This species data is extracted from a report on a summary of environmental,
soil, and vegetation information collected from 81 study plots at the Toolik
Lake research site, located in the northern Arctic Foothills of the Brooks
Range, Alaska (68 deg. 37' N, 149 deg. 32' W). It brings together for easy
reference all the available information collected from the plots. This
information is being used for the classification, mapping and analysis of the
geobotanical factors in the Toolik Lake and Imnavait Creek region. A separate
equivalent data report is available for 71 permanent plots at Imnavait Creek
(Walker et al., 1987).
Methods and data summaries
Reconnaissance survey, sampling dates, and plot locations
A reconnaissance survey was conducted in August 1988 to define the primary
vegetation types in the Toolik Lake area. Unknown plants were collected and many
informal partial releve were sampled with reference to spectral signatures on a
1:50,000-scale color-infrared photograph. A total of 22 preliminary vegetation
types were defined based on habitat and dominant species (Table 1).
Formal releve sampling for the plots in this data report was done during
the period 1-26 August 1989. An attempt was made to sample at least three
releve for each of the types defined in 1988, but this was not possible in all
cases (Tables 1 and 2).
The plots were located in homogeneous areas of vegetation using the
centralized replicate method of the Braun-Blanquet approach to vegetation
classification (Mueller-Dombois and Ellenberg, 1974; Westhoff and van der
Maarel, 1978).
Nearly all of the plots are permanently marked. The exception is plot
SWT-55. The plots are marked with 48-inch (122-cm) wooden stakes, and aluminum
tags at the base of the stakes with the plot numbers. Some of the stakes have
broken off since sampling. We intend to replace all of
the wooden stakes with tall plastic stakes.
Forty of the plots are located along transects as follows:
1. West-facing toposequence of Itkillik II glacial outwash and
retransported hillslope deposits on the south side of Toolik Lake: (from top of
hill) SWT-7, 8, 9, and 10.

^^^^

Copy the stretch of the Toolik Lake plot report starting at "Formal releve sampling" and ending at "(Tables 1 and 2).".

- Given data
^^^^

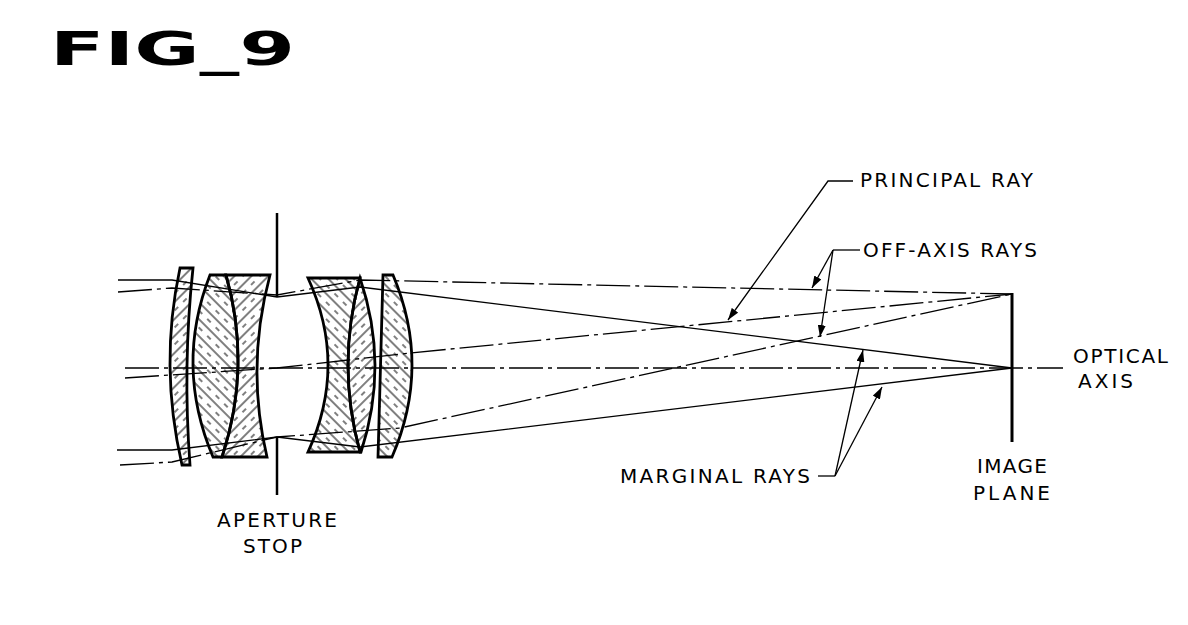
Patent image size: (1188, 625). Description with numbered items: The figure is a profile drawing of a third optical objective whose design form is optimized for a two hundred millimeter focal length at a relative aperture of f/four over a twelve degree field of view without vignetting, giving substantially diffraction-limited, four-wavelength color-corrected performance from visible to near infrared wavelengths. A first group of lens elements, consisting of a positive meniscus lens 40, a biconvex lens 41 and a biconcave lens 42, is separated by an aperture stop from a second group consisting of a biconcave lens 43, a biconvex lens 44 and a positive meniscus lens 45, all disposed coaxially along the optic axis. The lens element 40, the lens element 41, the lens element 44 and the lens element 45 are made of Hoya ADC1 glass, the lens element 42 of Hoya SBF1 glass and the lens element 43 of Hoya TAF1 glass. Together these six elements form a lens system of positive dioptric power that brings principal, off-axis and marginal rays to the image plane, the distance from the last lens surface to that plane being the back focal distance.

^^^^

- Problem solution
Formal releve sampling for the plots in this data report was done during
the period 1-26 August 1989. An attempt was made to sample at least three
releve for each of the types defined in 1988, but this was not possible in all
cases (Tables 1 and 2).